Select the lines that contain "title" and copy each of them.

==========

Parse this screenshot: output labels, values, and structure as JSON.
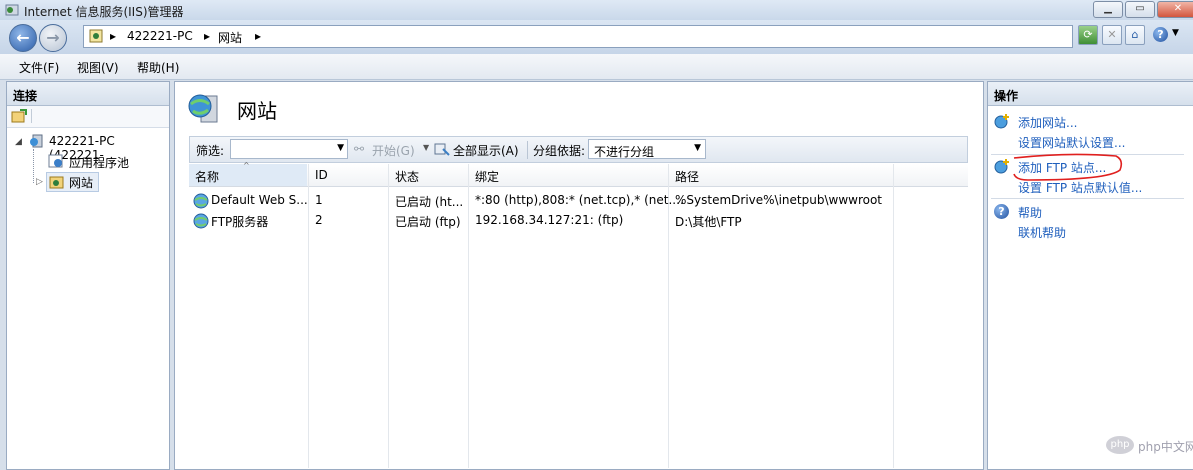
{
  "window": {
    "title": "Internet 信息服务(IIS)管理器"
  },
  "address": {
    "crumbs": [
      "422221-PC",
      "网站"
    ]
  },
  "menu": {
    "items": [
      "文件(F)",
      "视图(V)",
      "帮助(H)"
    ]
  },
  "left": {
    "header": "连接",
    "tree": {
      "root": "422221-PC (422221-",
      "app_pools": "应用程序池",
      "sites": "网站"
    }
  },
  "center": {
    "title": "网站",
    "filter": {
      "label": "筛选:",
      "value": "",
      "start": "开始(G)",
      "show_all": "全部显示(A)",
      "group_label": "分组依据:",
      "group_value": "不进行分组"
    },
    "columns": [
      "名称",
      "ID",
      "状态",
      "绑定",
      "路径"
    ],
    "rows": [
      {
        "name": "Default Web S...",
        "id": "1",
        "status": "已启动 (ht...",
        "binding": "*:80 (http),808:* (net.tcp),* (net....",
        "path": "%SystemDrive%\\inetpub\\wwwroot"
      },
      {
        "name": "FTP服务器",
        "id": "2",
        "status": "已启动 (ftp)",
        "binding": "192.168.34.127:21: (ftp)",
        "path": "D:\\其他\\FTP"
      }
    ]
  },
  "right": {
    "header": "操作",
    "actions": {
      "add_site": "添加网站...",
      "site_defaults": "设置网站默认设置...",
      "add_ftp": "添加 FTP 站点...",
      "ftp_defaults": "设置 FTP 站点默认值...",
      "help": "帮助",
      "online_help": "联机帮助"
    }
  },
  "watermark": "php中文网",
  "colors": {
    "link": "#1f5fbd",
    "annotation": "#e0201f"
  }
}
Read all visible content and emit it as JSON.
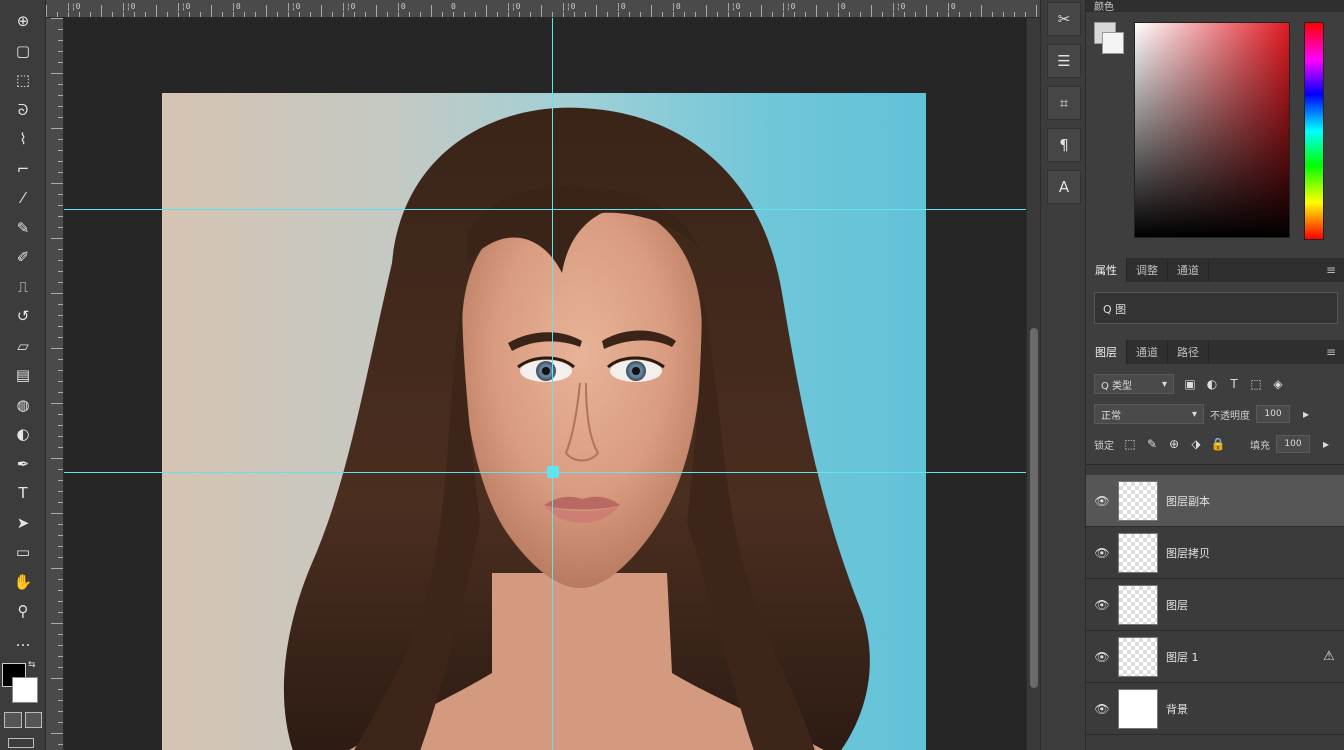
{
  "toolbar": {
    "tools": [
      {
        "name": "move-tool",
        "glyph": "⊕"
      },
      {
        "name": "artboard-tool",
        "glyph": "▢"
      },
      {
        "name": "marquee-tool",
        "glyph": "⬚"
      },
      {
        "name": "lasso-tool",
        "glyph": "ᘐ"
      },
      {
        "name": "quick-select-tool",
        "glyph": "⌇"
      },
      {
        "name": "crop-tool",
        "glyph": "⌐"
      },
      {
        "name": "eyedropper-tool",
        "glyph": "⁄"
      },
      {
        "name": "healing-tool",
        "glyph": "✎"
      },
      {
        "name": "brush-tool",
        "glyph": "✐"
      },
      {
        "name": "stamp-tool",
        "glyph": "⎍"
      },
      {
        "name": "history-brush-tool",
        "glyph": "↺"
      },
      {
        "name": "eraser-tool",
        "glyph": "▱"
      },
      {
        "name": "gradient-tool",
        "glyph": "▤"
      },
      {
        "name": "blur-tool",
        "glyph": "◍"
      },
      {
        "name": "dodge-tool",
        "glyph": "◐"
      },
      {
        "name": "pen-tool",
        "glyph": "✒"
      },
      {
        "name": "type-tool",
        "glyph": "T"
      },
      {
        "name": "path-select-tool",
        "glyph": "➤"
      },
      {
        "name": "shape-tool",
        "glyph": "▭"
      },
      {
        "name": "hand-tool",
        "glyph": "✋"
      },
      {
        "name": "zoom-tool",
        "glyph": "⚲"
      },
      {
        "name": "edit-toolbar",
        "glyph": "…"
      }
    ],
    "foreground_color": "#000000",
    "background_color": "#ffffff"
  },
  "rulers": {
    "top_labels": [
      "|¦0",
      "|¦0",
      "|¦0",
      "|0",
      "|¦0",
      "|¦0",
      "|0",
      "0",
      "|¦0",
      "|¦0",
      "|0",
      "|0",
      "|¦0",
      "|¦0",
      "|0",
      "|¦0",
      "|0"
    ]
  },
  "icon_strip": {
    "buttons": [
      {
        "name": "history-icon",
        "glyph": "✂"
      },
      {
        "name": "properties-icon",
        "glyph": "☰"
      },
      {
        "name": "brush-settings-icon",
        "glyph": "⌗"
      },
      {
        "name": "paragraph-icon",
        "glyph": "¶"
      },
      {
        "name": "character-icon",
        "glyph": "A"
      }
    ]
  },
  "color_panel": {
    "tab_label": "颜色"
  },
  "adjustments_panel": {
    "tabs": [
      "属性",
      "调整",
      "通道"
    ],
    "menu_icon": "≡",
    "field_text": "Q 图"
  },
  "layers_panel": {
    "tabs": [
      "图层",
      "通道",
      "路径"
    ],
    "menu_icon": "≡",
    "filter_dropdown": "Q 类型",
    "filter_icons": [
      "▣",
      "◐",
      "T",
      "⬚",
      "◈"
    ],
    "blend_mode": "正常",
    "opacity_label": "不透明度",
    "opacity_value": "100",
    "lock_label": "锁定",
    "lock_icons": [
      "⬚",
      "✎",
      "⊕",
      "⬗",
      "🔒"
    ],
    "fill_label": "填充",
    "fill_value": "100",
    "layers": [
      {
        "name": "图层副本",
        "visible": true,
        "selected": true,
        "thumb": "checker",
        "warning": false
      },
      {
        "name": "图层拷贝",
        "visible": true,
        "selected": false,
        "thumb": "checker",
        "warning": false
      },
      {
        "name": "图层",
        "visible": true,
        "selected": false,
        "thumb": "checker",
        "warning": false
      },
      {
        "name": "图层 1",
        "visible": true,
        "selected": false,
        "thumb": "checker",
        "warning": true
      },
      {
        "name": "背景",
        "visible": true,
        "selected": false,
        "thumb": "solid",
        "warning": false
      }
    ]
  }
}
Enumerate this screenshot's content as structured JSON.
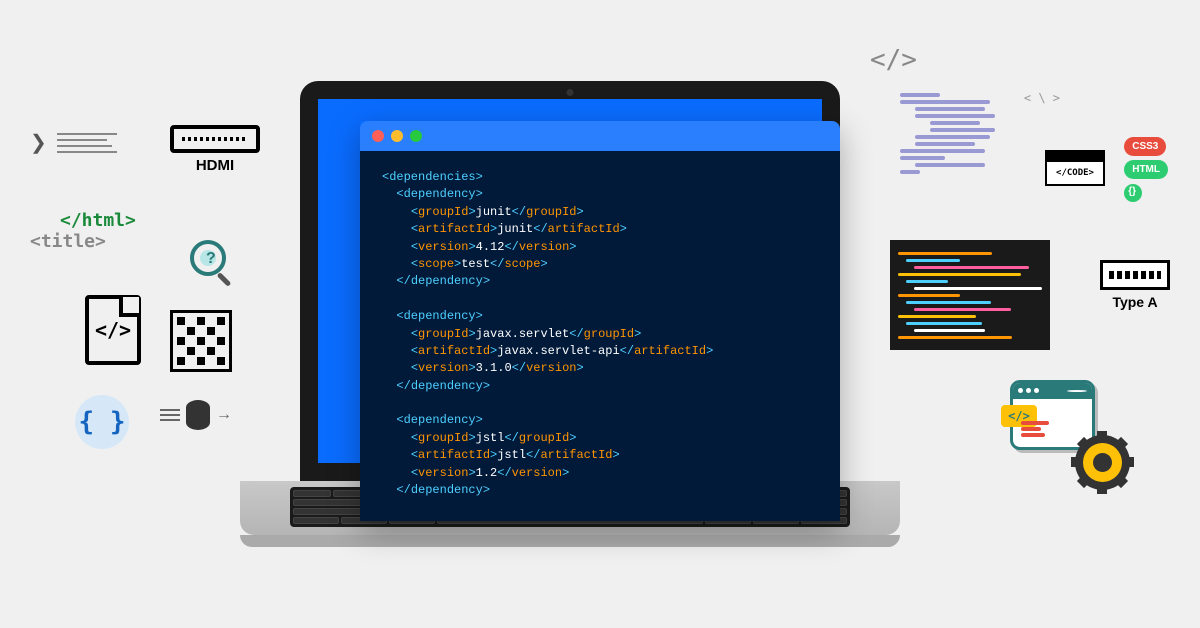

==========

▶ PROBLEM SOLUTION:
    "title": "Internet 信息服务(IIS)管理器"
    "title": "网站",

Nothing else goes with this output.